Search the records below for the word "music". Pull out each line that has it.

____________________

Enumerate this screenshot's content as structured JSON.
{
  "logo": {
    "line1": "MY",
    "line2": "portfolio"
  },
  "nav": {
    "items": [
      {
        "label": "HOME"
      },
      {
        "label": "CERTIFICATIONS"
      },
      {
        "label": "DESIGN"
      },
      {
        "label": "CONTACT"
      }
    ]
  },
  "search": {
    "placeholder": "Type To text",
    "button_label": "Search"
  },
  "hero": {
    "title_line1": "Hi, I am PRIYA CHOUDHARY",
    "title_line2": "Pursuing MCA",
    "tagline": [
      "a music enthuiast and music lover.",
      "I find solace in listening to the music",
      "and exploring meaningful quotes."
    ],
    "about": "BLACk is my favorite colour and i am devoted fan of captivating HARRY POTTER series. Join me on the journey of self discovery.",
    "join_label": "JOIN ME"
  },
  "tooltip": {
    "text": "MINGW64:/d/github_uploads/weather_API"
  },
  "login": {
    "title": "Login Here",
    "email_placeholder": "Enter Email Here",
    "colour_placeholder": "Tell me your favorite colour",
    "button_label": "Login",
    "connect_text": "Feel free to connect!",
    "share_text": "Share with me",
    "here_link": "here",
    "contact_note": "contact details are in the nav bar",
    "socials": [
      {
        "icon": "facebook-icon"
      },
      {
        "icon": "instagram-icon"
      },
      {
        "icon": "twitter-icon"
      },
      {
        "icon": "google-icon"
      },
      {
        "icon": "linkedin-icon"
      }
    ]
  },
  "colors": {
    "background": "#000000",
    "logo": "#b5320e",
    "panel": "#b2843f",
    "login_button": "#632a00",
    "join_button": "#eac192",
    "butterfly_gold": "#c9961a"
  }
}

____________________

> _Correct response_:
      "a music enthuiast and music lover.",
      "I find solace in listening to the music",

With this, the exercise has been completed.